---------- Data for this exercise ----------

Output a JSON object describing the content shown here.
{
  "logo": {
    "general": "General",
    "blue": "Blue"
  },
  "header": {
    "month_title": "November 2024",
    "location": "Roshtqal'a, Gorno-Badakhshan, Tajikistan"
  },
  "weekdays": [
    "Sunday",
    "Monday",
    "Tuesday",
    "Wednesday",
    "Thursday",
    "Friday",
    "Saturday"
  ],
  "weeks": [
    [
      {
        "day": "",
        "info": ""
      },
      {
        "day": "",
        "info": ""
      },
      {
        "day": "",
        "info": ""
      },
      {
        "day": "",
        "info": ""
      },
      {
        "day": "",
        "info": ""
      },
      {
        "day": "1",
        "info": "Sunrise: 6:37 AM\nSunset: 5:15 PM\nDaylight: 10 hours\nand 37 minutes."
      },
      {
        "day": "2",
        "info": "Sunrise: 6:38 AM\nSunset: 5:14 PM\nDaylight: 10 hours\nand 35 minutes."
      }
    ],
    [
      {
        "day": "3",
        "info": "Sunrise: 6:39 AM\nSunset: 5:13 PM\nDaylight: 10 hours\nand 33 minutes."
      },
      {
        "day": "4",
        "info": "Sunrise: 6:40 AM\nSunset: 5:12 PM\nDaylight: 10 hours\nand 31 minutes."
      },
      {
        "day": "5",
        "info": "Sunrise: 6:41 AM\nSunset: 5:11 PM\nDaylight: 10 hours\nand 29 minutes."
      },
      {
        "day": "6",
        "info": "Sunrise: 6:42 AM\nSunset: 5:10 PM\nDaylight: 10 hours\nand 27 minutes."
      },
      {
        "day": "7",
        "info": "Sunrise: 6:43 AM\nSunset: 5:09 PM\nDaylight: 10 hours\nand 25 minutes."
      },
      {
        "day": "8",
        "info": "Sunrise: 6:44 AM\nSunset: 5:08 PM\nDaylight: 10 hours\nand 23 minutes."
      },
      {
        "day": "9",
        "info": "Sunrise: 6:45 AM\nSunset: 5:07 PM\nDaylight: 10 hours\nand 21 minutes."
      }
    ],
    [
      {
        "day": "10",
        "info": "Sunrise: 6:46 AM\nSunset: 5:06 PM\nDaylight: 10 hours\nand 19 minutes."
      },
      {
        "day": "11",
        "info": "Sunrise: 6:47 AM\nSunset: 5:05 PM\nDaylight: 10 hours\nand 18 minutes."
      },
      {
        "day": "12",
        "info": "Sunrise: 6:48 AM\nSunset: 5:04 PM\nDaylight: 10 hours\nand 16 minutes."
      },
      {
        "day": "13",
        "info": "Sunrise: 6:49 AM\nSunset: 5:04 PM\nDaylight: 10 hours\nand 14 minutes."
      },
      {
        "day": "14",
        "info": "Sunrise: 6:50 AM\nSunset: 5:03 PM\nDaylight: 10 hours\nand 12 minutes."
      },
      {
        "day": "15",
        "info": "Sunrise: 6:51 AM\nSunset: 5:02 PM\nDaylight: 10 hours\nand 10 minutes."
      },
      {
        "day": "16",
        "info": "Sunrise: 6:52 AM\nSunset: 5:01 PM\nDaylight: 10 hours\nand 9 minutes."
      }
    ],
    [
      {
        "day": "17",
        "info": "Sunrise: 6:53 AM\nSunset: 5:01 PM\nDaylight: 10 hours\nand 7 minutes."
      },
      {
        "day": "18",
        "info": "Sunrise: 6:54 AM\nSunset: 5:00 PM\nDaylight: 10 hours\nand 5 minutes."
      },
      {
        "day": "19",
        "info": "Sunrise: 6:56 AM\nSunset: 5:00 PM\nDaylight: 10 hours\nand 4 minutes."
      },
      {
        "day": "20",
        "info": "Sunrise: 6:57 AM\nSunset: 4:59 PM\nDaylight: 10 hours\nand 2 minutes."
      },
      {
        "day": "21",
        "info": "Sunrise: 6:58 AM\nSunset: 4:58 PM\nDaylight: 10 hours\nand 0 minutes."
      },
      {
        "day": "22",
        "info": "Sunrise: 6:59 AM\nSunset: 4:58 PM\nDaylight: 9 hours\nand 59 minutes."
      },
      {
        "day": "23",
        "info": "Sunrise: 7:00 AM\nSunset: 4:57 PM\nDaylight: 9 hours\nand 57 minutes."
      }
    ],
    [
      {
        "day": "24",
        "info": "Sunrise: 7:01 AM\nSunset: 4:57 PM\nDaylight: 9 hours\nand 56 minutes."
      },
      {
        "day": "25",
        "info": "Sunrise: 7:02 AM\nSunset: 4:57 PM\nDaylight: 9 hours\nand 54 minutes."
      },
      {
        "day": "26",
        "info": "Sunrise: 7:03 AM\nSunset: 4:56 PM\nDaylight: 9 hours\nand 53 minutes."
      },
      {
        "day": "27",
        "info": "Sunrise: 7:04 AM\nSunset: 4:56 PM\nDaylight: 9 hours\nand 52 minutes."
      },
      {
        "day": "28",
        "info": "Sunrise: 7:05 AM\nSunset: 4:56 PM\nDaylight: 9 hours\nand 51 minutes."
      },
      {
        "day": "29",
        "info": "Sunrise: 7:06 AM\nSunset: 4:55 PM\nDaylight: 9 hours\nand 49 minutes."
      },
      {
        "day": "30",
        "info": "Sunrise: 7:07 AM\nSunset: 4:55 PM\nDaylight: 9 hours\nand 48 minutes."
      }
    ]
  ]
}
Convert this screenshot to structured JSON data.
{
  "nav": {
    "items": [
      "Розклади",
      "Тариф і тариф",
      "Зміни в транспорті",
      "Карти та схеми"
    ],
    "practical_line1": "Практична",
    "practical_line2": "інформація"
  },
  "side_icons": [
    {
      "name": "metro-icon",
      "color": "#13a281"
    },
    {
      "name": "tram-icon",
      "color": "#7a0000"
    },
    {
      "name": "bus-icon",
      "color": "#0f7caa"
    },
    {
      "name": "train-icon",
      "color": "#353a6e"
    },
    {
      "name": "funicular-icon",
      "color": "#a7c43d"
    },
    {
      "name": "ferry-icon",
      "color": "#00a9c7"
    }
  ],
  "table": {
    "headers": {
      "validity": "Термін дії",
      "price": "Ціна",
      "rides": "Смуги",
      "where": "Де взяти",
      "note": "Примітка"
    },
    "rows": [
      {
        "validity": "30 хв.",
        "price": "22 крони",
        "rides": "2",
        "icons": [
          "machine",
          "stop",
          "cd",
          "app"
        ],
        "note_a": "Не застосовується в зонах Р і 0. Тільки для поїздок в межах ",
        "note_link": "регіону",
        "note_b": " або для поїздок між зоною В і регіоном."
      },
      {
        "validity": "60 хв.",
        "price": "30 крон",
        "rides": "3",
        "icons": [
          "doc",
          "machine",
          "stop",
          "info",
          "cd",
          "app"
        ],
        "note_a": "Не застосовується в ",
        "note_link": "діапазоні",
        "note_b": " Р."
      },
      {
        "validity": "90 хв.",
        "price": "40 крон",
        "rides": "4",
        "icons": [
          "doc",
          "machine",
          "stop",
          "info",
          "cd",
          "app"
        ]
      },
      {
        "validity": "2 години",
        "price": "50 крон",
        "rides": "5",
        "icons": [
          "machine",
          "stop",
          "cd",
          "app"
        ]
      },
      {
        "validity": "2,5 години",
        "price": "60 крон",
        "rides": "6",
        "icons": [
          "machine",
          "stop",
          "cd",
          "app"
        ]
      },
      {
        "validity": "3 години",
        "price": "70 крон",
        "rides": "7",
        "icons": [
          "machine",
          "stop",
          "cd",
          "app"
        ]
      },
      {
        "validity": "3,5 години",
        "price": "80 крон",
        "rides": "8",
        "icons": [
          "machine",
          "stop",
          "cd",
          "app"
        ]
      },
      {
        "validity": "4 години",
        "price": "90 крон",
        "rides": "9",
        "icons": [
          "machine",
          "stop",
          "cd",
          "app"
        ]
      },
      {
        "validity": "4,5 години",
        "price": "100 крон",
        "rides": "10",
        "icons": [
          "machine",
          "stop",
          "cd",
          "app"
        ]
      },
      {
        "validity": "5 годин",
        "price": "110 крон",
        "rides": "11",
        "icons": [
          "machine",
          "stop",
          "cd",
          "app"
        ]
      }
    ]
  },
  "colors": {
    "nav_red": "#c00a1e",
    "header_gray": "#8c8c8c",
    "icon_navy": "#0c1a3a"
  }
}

----------

▸ Task prompt
Search the data for "rides". Copy every line that has it.

▸ Exercise response
      "rides": "Смуги",
        "rides": "2",
        "rides": "3",
        "rides": "4",
        "rides": "5",
        "rides": "6",
        "rides": "7",
        "rides": "8",
        "rides": "9",
        "rides": "10",
        "rides": "11",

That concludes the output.